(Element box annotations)
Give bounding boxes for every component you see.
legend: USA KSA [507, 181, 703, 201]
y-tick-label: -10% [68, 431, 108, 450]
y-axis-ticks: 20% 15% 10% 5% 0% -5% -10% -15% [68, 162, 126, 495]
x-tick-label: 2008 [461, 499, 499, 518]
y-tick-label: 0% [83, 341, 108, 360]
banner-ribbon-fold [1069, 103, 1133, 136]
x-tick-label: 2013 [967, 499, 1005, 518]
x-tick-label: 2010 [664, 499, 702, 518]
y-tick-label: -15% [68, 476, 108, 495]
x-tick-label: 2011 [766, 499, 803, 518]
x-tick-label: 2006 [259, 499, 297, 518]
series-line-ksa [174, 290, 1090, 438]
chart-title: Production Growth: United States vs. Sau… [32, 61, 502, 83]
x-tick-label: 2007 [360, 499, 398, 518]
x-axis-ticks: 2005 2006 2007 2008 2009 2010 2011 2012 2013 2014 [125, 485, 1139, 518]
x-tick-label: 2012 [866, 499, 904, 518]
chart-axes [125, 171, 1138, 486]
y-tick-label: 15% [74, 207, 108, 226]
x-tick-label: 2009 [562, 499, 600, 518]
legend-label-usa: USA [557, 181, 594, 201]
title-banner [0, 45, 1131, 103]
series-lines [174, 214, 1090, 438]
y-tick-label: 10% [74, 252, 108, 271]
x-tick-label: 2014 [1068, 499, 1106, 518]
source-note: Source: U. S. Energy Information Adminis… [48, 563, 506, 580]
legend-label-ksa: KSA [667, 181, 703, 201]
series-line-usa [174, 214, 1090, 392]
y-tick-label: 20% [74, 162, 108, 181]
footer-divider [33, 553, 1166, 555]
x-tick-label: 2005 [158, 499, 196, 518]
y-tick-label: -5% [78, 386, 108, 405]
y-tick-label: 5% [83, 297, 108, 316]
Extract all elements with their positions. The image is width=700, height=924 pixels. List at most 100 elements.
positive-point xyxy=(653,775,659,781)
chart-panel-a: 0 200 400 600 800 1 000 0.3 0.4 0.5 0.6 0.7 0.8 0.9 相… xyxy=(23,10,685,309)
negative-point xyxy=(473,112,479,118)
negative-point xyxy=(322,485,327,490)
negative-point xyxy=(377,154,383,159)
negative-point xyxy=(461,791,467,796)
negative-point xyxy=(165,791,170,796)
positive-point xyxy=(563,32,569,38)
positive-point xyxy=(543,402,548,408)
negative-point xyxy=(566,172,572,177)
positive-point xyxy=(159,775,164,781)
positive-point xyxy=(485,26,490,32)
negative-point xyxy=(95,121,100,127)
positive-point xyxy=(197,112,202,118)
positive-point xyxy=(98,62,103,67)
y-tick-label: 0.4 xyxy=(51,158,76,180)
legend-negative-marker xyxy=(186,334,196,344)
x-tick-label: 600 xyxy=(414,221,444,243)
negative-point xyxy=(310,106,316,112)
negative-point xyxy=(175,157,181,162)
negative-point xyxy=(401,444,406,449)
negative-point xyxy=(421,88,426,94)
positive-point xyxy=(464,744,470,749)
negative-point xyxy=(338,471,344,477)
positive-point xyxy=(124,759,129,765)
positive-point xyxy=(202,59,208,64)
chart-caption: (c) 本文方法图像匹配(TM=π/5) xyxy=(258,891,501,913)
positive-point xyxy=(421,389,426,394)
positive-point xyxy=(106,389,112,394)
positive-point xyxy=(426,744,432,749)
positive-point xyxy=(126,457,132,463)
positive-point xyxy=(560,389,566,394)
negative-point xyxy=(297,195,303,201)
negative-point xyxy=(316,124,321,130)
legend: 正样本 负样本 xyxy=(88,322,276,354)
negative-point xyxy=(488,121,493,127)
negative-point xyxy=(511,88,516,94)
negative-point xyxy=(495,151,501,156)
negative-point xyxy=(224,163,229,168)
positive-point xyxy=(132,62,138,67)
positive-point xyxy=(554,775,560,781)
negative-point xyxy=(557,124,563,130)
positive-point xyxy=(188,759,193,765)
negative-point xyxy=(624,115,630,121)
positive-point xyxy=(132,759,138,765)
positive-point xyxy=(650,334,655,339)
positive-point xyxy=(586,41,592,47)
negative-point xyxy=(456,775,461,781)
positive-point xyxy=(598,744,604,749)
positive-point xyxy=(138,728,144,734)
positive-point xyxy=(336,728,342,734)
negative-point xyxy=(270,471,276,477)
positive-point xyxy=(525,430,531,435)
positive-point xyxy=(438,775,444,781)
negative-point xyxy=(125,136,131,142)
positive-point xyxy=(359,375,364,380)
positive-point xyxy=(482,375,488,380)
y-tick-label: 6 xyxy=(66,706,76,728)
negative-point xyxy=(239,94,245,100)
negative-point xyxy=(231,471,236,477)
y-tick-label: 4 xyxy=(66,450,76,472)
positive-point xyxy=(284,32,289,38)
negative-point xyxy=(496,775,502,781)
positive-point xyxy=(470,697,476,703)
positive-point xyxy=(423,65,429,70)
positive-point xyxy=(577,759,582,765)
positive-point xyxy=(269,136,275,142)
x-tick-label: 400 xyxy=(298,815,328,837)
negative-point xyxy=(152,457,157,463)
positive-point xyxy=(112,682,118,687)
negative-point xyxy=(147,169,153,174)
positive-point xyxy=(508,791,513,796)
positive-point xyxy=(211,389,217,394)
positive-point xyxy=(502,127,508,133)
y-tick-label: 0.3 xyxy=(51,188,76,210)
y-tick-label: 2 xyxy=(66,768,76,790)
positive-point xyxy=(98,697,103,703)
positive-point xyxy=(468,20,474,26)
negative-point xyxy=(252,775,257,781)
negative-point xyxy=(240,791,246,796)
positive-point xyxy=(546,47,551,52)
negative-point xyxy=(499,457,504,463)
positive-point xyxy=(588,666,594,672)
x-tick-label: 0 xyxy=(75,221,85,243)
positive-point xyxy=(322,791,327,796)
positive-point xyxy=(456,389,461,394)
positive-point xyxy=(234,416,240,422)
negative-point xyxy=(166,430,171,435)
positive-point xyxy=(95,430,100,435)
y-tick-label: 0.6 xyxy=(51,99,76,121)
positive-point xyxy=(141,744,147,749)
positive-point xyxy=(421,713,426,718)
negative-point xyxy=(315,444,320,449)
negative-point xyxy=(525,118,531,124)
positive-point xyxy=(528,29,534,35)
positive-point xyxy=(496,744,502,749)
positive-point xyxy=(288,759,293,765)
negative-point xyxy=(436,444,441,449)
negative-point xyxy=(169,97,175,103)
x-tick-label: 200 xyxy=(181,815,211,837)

WORK TO BE COMPLETED: Copy the data word for word from its first line down to and including the line that contains "x-tick-label: 2007 [360, 499, 398, 518]".

RESULT FOR THIS TASK:
Give bounding boxes for every component you see.
legend: USA KSA [507, 181, 703, 201]
y-tick-label: -10% [68, 431, 108, 450]
y-axis-ticks: 20% 15% 10% 5% 0% -5% -10% -15% [68, 162, 126, 495]
x-tick-label: 2008 [461, 499, 499, 518]
y-tick-label: 0% [83, 341, 108, 360]
banner-ribbon-fold [1069, 103, 1133, 136]
x-tick-label: 2013 [967, 499, 1005, 518]
x-tick-label: 2010 [664, 499, 702, 518]
y-tick-label: -15% [68, 476, 108, 495]
x-tick-label: 2011 [766, 499, 803, 518]
x-tick-label: 2006 [259, 499, 297, 518]
series-line-ksa [174, 290, 1090, 438]
chart-title: Production Growth: United States vs. Sau… [32, 61, 502, 83]
x-tick-label: 2007 [360, 499, 398, 518]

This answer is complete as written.